**GOAL**
Output every line below exactly.

(Dataset records)
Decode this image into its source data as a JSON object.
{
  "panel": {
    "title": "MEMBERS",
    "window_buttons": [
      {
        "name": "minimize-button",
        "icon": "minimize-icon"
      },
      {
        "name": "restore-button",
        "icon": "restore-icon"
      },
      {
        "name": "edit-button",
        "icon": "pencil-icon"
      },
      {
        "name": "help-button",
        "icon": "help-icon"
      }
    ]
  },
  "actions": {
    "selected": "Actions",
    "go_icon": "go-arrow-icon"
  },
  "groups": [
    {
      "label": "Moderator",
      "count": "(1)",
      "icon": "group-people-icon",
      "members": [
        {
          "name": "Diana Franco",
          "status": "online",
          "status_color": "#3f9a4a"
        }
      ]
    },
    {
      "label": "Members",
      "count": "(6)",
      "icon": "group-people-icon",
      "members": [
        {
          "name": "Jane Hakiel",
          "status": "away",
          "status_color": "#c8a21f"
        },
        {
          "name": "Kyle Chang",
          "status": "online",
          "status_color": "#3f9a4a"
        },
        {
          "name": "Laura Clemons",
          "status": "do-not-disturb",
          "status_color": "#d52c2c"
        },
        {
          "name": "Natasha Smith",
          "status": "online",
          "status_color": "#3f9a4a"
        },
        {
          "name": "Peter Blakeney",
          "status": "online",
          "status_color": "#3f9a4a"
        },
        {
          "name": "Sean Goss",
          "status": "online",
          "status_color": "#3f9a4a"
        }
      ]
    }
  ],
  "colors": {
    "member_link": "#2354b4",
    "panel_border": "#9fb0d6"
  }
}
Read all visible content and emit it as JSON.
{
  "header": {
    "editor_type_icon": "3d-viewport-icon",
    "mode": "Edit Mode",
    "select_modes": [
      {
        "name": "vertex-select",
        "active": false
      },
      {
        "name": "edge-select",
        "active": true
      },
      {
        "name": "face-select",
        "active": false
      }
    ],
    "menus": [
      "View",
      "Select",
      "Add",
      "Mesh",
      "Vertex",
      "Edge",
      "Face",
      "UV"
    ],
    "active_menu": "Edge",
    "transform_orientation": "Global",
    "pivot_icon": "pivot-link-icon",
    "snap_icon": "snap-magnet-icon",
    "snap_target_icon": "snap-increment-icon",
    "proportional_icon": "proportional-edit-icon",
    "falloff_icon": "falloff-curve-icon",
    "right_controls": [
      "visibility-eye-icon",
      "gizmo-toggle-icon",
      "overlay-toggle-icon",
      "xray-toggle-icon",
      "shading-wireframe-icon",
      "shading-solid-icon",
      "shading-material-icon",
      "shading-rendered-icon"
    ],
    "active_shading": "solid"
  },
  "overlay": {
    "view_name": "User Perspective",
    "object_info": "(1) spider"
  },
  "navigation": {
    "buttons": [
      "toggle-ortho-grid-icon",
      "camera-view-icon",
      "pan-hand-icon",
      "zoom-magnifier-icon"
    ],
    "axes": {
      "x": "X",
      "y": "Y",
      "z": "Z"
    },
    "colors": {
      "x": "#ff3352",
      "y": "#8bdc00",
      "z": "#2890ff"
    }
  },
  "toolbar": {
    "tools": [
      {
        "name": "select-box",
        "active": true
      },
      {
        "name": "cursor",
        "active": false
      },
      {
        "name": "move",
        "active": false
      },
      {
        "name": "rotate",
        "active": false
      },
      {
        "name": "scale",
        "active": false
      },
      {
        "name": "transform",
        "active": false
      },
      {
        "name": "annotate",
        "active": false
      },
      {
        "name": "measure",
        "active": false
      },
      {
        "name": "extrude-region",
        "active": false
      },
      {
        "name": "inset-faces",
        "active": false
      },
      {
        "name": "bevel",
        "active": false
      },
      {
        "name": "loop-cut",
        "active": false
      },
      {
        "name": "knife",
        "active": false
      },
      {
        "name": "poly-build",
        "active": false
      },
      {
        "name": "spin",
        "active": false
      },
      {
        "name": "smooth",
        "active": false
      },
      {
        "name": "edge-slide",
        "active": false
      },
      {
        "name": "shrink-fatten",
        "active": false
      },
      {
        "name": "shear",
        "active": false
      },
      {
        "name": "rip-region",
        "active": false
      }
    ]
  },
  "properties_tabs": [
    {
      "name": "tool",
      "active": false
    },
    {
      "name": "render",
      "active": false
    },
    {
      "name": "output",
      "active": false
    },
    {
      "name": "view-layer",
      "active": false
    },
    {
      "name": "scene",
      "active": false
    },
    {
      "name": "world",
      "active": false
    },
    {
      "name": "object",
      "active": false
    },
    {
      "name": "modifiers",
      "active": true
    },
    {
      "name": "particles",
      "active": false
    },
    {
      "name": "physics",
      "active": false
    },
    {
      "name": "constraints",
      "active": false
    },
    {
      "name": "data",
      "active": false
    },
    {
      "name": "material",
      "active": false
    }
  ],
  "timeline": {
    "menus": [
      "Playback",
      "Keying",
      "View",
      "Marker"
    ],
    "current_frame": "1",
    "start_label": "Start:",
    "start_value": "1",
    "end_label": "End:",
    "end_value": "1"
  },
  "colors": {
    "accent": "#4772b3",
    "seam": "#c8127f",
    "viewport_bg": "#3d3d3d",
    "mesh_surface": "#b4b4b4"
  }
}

**ANSWER BELOW**
Decode this image into its source data as a JSON object.
{
  "panel": {
    "title": "MEMBERS",
    "window_buttons": [
      {
        "name": "minimize-button",
        "icon": "minimize-icon"
      },
      {
        "name": "restore-button",
        "icon": "restore-icon"
      },
      {
        "name": "edit-button",
        "icon": "pencil-icon"
      },
      {
        "name": "help-button",
        "icon": "help-icon"
      }
    ]
  },
  "actions": {
    "selected": "Actions",
    "go_icon": "go-arrow-icon"
  },
  "groups": [
    {
      "label": "Moderator",
      "count": "(1)",
      "icon": "group-people-icon",
      "members": [
        {
          "name": "Diana Franco",
          "status": "online",
          "status_color": "#3f9a4a"
        }
      ]
    },
    {
      "label": "Members",
      "count": "(6)",
      "icon": "group-people-icon",
      "members": [
        {
          "name": "Jane Hakiel",
          "status": "away",
          "status_color": "#c8a21f"
        },
        {
          "name": "Kyle Chang",
          "status": "online",
          "status_color": "#3f9a4a"
        },
        {
          "name": "Laura Clemons",
          "status": "do-not-disturb",
          "status_color": "#d52c2c"
        },
        {
          "name": "Natasha Smith",
          "status": "online",
          "status_color": "#3f9a4a"
        },
        {
          "name": "Peter Blakeney",
          "status": "online",
          "status_color": "#3f9a4a"
        },
        {
          "name": "Sean Goss",
          "status": "online",
          "status_color": "#3f9a4a"
        }
      ]
    }
  ],
  "colors": {
    "member_link": "#2354b4",
    "panel_border": "#9fb0d6"
  }
}
Read all visible content and emit it as JSON.
{
  "header": {
    "editor_type_icon": "3d-viewport-icon",
    "mode": "Edit Mode",
    "select_modes": [
      {
        "name": "vertex-select",
        "active": false
      },
      {
        "name": "edge-select",
        "active": true
      },
      {
        "name": "face-select",
        "active": false
      }
    ],
    "menus": [
      "View",
      "Select",
      "Add",
      "Mesh",
      "Vertex",
      "Edge",
      "Face",
      "UV"
    ],
    "active_menu": "Edge",
    "transform_orientation": "Global",
    "pivot_icon": "pivot-link-icon",
    "snap_icon": "snap-magnet-icon",
    "snap_target_icon": "snap-increment-icon",
    "proportional_icon": "proportional-edit-icon",
    "falloff_icon": "falloff-curve-icon",
    "right_controls": [
      "visibility-eye-icon",
      "gizmo-toggle-icon",
      "overlay-toggle-icon",
      "xray-toggle-icon",
      "shading-wireframe-icon",
      "shading-solid-icon",
      "shading-material-icon",
      "shading-rendered-icon"
    ],
    "active_shading": "solid"
  },
  "overlay": {
    "view_name": "User Perspective",
    "object_info": "(1) spider"
  },
  "navigation": {
    "buttons": [
      "toggle-ortho-grid-icon",
      "camera-view-icon",
      "pan-hand-icon",
      "zoom-magnifier-icon"
    ],
    "axes": {
      "x": "X",
      "y": "Y",
      "z": "Z"
    },
    "colors": {
      "x": "#ff3352",
      "y": "#8bdc00",
      "z": "#2890ff"
    }
  },
  "toolbar": {
    "tools": [
      {
        "name": "select-box",
        "active": true
      },
      {
        "name": "cursor",
        "active": false
      },
      {
        "name": "move",
        "active": false
      },
      {
        "name": "rotate",
        "active": false
      },
      {
        "name": "scale",
        "active": false
      },
      {
        "name": "transform",
        "active": false
      },
      {
        "name": "annotate",
        "active": false
      },
      {
        "name": "measure",
        "active": false
      },
      {
        "name": "extrude-region",
        "active": false
      },
      {
        "name": "inset-faces",
        "active": false
      },
      {
        "name": "bevel",
        "active": false
      },
      {
        "name": "loop-cut",
        "active": false
      },
      {
        "name": "knife",
        "active": false
      },
      {
        "name": "poly-build",
        "active": false
      },
      {
        "name": "spin",
        "active": false
      },
      {
        "name": "smooth",
        "active": false
      },
      {
        "name": "edge-slide",
        "active": false
      },
      {
        "name": "shrink-fatten",
        "active": false
      },
      {
        "name": "shear",
        "active": false
      },
      {
        "name": "rip-region",
        "active": false
      }
    ]
  },
  "properties_tabs": [
    {
      "name": "tool",
      "active": false
    },
    {
      "name": "render",
      "active": false
    },
    {
      "name": "output",
      "active": false
    },
    {
      "name": "view-layer",
      "active": false
    },
    {
      "name": "scene",
      "active": false
    },
    {
      "name": "world",
      "active": false
    },
    {
      "name": "object",
      "active": false
    },
    {
      "name": "modifiers",
      "active": true
    },
    {
      "name": "particles",
      "active": false
    },
    {
      "name": "physics",
      "active": false
    },
    {
      "name": "constraints",
      "active": false
    },
    {
      "name": "data",
      "active": false
    },
    {
      "name": "material",
      "active": false
    }
  ],
  "timeline": {
    "menus": [
      "Playback",
      "Keying",
      "View",
      "Marker"
    ],
    "current_frame": "1",
    "start_label": "Start:",
    "start_value": "1",
    "end_label": "End:",
    "end_value": "1"
  },
  "colors": {
    "accent": "#4772b3",
    "seam": "#c8127f",
    "viewport_bg": "#3d3d3d",
    "mesh_surface": "#b4b4b4"
  }
}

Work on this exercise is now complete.